Search the data for the word "Charlottenstr" and copy every line where it occurs.
---+---
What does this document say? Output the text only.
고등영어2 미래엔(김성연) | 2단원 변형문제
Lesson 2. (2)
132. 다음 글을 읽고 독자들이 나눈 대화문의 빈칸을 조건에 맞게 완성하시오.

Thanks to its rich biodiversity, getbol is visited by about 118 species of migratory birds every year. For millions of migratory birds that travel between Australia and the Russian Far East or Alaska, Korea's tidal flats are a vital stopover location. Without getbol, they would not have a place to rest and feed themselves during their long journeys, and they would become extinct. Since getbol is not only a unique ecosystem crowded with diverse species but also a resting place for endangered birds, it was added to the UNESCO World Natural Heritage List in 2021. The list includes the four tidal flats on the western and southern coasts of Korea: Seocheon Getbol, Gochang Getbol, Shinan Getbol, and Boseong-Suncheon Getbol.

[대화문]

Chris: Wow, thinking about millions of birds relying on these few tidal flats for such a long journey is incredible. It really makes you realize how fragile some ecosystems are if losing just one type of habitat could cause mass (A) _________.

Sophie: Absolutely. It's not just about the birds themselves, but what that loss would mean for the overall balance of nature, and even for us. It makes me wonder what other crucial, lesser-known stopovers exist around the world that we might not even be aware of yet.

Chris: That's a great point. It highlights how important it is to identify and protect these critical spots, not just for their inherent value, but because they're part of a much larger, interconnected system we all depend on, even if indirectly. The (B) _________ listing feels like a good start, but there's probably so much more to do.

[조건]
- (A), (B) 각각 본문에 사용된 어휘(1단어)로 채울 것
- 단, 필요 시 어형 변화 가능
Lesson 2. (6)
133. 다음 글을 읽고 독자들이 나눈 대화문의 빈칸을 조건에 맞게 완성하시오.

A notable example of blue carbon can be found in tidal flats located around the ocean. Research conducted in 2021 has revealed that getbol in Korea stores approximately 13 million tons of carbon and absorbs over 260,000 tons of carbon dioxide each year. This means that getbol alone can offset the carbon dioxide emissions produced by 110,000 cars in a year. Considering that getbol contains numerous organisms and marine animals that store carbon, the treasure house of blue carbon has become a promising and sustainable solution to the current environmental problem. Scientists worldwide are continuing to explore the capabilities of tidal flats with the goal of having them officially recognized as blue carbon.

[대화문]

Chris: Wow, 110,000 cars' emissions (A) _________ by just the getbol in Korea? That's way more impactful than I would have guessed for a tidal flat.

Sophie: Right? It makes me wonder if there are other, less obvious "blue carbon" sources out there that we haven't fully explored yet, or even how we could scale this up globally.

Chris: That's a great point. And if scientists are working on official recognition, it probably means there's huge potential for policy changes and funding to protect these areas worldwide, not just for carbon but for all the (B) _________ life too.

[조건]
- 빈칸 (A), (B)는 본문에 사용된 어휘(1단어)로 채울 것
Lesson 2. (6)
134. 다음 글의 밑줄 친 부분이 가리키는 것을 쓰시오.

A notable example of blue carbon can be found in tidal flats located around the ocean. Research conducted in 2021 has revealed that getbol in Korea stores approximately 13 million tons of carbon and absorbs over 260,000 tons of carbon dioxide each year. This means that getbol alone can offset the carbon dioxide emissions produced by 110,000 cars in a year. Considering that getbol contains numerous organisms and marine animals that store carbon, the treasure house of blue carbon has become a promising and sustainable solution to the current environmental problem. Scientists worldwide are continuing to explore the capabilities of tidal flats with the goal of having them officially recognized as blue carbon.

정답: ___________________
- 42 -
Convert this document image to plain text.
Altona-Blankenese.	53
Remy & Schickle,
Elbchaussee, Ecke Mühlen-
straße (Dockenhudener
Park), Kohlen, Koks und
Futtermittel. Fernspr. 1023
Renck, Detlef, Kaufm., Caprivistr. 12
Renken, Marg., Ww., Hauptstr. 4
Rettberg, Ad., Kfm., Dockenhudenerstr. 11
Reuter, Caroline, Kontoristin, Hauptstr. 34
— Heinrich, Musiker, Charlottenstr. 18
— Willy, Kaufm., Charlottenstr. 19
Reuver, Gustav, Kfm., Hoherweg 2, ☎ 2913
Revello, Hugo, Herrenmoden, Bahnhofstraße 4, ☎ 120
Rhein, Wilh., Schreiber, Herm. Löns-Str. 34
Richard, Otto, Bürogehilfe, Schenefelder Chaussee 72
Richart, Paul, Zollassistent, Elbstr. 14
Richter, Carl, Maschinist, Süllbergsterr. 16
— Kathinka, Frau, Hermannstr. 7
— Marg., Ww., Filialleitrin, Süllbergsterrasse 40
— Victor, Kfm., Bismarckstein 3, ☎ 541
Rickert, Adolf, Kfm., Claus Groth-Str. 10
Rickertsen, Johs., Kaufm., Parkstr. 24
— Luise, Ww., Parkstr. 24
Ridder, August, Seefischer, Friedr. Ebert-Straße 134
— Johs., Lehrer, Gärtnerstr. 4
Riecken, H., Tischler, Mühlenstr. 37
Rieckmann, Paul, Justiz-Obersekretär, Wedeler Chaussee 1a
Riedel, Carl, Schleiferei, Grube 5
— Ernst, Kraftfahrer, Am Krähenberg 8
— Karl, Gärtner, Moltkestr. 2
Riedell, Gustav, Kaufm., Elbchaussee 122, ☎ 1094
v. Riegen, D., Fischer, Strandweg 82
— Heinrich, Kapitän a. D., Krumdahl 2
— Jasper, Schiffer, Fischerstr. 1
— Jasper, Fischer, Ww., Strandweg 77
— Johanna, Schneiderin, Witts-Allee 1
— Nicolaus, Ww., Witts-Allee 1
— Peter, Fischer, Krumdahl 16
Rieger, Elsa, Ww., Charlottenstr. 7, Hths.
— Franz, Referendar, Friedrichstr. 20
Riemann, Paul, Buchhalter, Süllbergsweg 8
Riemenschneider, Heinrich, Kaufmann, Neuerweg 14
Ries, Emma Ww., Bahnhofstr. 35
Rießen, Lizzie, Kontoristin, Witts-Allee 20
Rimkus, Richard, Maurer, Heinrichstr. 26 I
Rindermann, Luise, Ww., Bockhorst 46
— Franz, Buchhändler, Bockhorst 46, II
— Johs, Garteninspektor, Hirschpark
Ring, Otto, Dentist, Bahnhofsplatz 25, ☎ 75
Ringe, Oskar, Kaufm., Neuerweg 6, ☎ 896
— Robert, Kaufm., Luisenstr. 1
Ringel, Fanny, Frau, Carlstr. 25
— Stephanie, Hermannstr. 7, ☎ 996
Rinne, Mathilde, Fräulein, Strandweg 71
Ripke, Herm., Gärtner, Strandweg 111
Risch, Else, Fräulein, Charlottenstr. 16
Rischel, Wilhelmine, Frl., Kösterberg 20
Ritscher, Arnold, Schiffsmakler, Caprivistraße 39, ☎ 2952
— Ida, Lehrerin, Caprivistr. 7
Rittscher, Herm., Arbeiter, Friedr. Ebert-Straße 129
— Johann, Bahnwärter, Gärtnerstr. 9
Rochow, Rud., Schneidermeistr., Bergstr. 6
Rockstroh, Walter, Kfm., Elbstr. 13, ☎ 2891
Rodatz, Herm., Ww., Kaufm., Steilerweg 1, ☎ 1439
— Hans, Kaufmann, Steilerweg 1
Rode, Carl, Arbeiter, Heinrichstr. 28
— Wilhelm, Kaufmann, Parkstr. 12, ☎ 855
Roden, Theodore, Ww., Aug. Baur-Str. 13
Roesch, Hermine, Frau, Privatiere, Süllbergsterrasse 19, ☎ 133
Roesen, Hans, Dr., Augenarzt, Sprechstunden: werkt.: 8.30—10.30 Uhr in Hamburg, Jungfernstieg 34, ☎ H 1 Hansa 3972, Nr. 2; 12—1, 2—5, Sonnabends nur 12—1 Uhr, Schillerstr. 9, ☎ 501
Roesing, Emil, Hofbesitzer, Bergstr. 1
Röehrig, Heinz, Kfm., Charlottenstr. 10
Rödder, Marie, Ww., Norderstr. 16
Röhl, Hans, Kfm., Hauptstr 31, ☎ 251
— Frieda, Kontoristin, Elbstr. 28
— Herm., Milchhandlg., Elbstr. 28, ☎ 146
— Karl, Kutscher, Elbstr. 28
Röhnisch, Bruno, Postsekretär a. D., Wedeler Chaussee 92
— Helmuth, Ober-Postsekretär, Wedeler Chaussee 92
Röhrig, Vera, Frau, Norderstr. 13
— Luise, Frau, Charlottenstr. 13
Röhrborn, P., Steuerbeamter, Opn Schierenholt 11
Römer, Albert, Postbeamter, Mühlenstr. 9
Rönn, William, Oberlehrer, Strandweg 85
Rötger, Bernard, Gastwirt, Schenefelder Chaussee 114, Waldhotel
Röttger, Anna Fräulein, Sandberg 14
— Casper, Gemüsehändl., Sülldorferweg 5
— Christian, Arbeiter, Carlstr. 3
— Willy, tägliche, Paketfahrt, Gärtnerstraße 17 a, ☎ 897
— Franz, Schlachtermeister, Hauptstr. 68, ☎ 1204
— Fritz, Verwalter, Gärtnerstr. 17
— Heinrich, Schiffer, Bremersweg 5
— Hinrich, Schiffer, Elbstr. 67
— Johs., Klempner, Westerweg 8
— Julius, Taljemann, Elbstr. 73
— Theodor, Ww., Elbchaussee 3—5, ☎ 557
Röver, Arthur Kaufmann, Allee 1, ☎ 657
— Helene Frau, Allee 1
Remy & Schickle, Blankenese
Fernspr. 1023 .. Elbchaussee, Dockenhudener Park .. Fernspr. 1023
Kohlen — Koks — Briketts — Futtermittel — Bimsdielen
---+---
COMPLETED TASK:
— Heinrich, Musiker, Charlottenstr. 18
— Willy, Kaufm., Charlottenstr. 19
Rieger, Elsa, Ww., Charlottenstr. 7, Hths.
Risch, Else, Fräulein, Charlottenstr. 16
Röehrig, Heinz, Kfm., Charlottenstr. 10
— Luise, Frau, Charlottenstr. 13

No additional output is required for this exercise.